Por Arthur Castro, no Jornal Dois. Republicado por Outras Mídias.
No texto de hoje, pretendo jogar luz sobre um dos maiores acontecimentos da atualidade e que, mesmo estando diariamente nos noticiários, é pouco falado e aprofundado mesmo no meio progressista e de esquerda.
Quem são os Curdos?
O povo curdo é uma etnia que existe há milênios e está espalhado ao longo de quatro países: Turquia, Iraque, Síria e Irã. O seu sonho é a construção de um país próprio, o Curdistão, o que é brutalmente combatido por todos esses governos da região, negando o direito à sua própria língua e cultura.

Registros brutos:

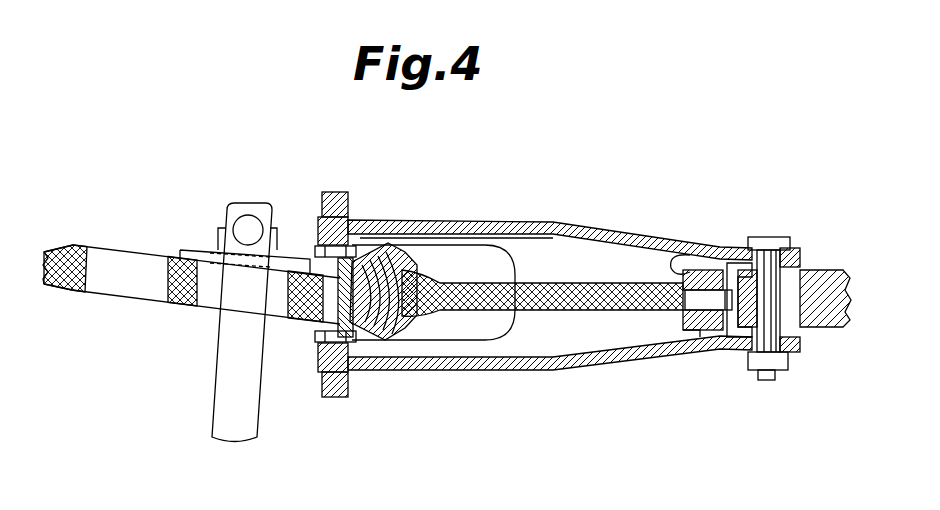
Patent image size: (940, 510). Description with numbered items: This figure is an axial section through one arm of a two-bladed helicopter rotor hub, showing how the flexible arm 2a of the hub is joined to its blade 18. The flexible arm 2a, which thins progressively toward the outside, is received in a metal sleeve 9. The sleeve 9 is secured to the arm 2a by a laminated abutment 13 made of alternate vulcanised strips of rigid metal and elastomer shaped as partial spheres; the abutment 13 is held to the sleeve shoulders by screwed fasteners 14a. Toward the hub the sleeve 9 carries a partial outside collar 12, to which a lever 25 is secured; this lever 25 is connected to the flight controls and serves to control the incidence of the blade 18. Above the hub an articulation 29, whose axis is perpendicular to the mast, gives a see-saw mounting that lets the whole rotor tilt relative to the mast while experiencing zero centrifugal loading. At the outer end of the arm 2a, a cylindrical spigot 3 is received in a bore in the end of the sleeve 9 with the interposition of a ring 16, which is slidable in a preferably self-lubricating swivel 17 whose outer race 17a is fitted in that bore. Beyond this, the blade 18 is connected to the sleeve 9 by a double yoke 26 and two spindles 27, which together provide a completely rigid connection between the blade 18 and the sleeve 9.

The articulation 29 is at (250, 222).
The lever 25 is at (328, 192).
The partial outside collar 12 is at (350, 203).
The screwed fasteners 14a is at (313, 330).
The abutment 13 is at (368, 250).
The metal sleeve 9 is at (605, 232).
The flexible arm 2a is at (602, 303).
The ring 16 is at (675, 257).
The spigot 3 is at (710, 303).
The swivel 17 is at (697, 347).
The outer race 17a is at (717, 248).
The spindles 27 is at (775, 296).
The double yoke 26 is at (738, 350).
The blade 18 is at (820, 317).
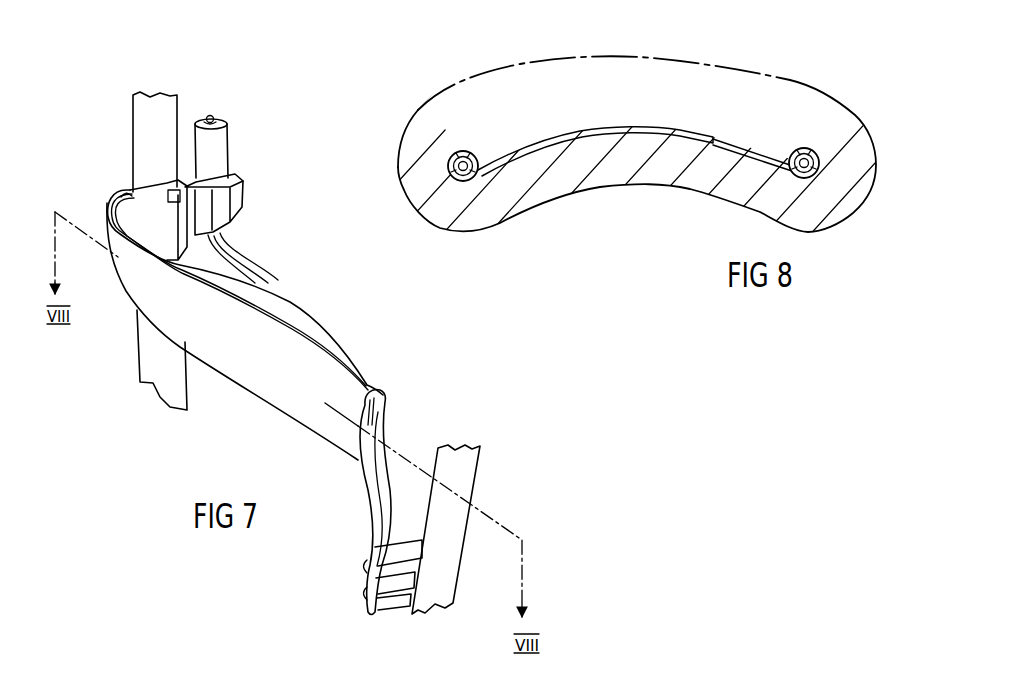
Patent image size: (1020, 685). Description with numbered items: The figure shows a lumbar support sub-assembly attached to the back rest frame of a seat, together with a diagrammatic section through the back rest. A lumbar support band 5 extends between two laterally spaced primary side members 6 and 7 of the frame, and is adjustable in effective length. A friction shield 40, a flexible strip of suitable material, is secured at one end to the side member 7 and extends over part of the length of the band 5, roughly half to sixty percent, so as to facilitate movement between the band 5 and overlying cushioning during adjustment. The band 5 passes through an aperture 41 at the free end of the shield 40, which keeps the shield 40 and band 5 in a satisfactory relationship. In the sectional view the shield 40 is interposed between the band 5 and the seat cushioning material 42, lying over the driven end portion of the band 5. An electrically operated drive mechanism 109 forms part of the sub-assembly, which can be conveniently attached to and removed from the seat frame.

■ OBJETIVO
Transcreva sem alterações o trecho do texto fornecido que começa em "O povo curdo" e segue até "língua e cultura.".

■ RESPOSTA DA TAREFA
O povo curdo é uma etnia que existe há milênios e está espalhado ao longo de quatro países: Turquia, Iraque, Síria e Irã. O seu sonho é a construção de um país próprio, o Curdistão, o que é brutalmente combatido por todos esses governos da região, negando o direito à sua própria língua e cultura.